- [Exercise goal]:
Filter the entries below, keeping every line that has the word "grid".

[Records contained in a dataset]
+--

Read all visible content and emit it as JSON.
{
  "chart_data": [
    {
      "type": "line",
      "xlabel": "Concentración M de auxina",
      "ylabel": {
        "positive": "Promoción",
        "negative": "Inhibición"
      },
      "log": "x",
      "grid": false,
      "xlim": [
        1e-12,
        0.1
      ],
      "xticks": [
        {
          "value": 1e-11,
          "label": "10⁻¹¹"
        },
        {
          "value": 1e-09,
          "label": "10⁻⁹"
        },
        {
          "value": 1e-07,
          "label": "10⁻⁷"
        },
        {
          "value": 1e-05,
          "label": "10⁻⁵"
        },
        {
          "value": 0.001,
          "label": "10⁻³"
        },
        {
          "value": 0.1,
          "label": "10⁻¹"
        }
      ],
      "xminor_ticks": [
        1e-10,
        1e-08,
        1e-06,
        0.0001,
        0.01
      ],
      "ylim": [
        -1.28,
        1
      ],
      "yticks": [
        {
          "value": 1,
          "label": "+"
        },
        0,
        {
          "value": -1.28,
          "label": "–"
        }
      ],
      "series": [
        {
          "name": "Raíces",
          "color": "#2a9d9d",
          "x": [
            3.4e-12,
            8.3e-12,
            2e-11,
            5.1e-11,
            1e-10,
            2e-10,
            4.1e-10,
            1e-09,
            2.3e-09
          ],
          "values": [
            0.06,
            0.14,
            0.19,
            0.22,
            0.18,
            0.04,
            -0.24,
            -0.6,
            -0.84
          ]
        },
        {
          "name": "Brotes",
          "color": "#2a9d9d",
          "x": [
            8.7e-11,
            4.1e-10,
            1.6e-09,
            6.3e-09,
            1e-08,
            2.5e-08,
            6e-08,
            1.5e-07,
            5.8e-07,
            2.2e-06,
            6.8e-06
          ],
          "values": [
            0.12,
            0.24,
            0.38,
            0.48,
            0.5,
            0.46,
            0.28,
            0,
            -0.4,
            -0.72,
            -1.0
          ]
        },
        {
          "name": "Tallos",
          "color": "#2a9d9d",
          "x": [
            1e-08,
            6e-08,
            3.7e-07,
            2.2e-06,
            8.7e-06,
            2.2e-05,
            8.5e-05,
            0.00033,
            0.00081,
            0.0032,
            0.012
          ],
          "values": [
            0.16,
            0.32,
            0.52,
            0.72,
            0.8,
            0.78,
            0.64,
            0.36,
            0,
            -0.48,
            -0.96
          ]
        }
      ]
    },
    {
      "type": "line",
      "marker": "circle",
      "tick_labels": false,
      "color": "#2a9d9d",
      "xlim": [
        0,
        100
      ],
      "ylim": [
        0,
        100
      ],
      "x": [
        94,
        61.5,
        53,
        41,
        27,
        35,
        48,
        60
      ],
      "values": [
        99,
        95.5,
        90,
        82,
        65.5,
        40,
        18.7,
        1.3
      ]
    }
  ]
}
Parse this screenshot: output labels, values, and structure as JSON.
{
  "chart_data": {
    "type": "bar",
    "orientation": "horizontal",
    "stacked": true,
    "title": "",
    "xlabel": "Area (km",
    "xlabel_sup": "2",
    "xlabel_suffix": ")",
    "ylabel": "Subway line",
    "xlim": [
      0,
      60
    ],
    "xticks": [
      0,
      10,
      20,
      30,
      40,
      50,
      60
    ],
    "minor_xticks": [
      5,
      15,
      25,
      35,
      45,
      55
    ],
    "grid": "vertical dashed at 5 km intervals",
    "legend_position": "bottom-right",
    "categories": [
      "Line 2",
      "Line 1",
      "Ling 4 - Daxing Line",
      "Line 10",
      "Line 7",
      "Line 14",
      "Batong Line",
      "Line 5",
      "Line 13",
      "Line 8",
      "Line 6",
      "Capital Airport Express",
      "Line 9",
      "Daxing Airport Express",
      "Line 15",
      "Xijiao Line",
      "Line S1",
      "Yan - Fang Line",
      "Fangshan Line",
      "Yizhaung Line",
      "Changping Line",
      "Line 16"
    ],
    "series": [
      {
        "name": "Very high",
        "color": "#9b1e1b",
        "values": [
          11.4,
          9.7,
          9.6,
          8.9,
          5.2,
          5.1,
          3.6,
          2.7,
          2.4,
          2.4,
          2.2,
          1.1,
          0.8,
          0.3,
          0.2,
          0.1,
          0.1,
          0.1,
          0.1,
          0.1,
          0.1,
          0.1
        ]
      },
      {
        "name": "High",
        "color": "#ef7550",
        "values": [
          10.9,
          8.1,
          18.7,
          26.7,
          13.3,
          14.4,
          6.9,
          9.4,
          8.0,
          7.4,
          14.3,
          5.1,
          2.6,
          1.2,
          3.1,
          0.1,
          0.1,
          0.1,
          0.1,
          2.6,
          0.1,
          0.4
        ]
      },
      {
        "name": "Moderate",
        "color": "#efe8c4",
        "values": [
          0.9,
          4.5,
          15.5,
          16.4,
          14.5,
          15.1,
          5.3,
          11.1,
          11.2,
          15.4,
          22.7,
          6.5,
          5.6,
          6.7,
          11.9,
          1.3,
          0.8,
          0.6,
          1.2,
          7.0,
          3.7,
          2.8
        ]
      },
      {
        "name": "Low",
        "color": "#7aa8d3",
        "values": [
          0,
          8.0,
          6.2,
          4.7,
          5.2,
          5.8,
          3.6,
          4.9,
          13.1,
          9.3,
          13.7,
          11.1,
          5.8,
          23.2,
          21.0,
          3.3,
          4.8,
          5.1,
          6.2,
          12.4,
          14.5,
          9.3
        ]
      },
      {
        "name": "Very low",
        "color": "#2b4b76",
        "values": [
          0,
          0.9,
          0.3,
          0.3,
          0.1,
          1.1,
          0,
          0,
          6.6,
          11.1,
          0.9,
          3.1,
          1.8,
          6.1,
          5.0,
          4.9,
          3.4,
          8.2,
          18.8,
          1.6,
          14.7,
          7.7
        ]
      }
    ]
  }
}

+--

- [Complete output]:
      "grid": false,
    "grid": "vertical dashed at 5 km intervals",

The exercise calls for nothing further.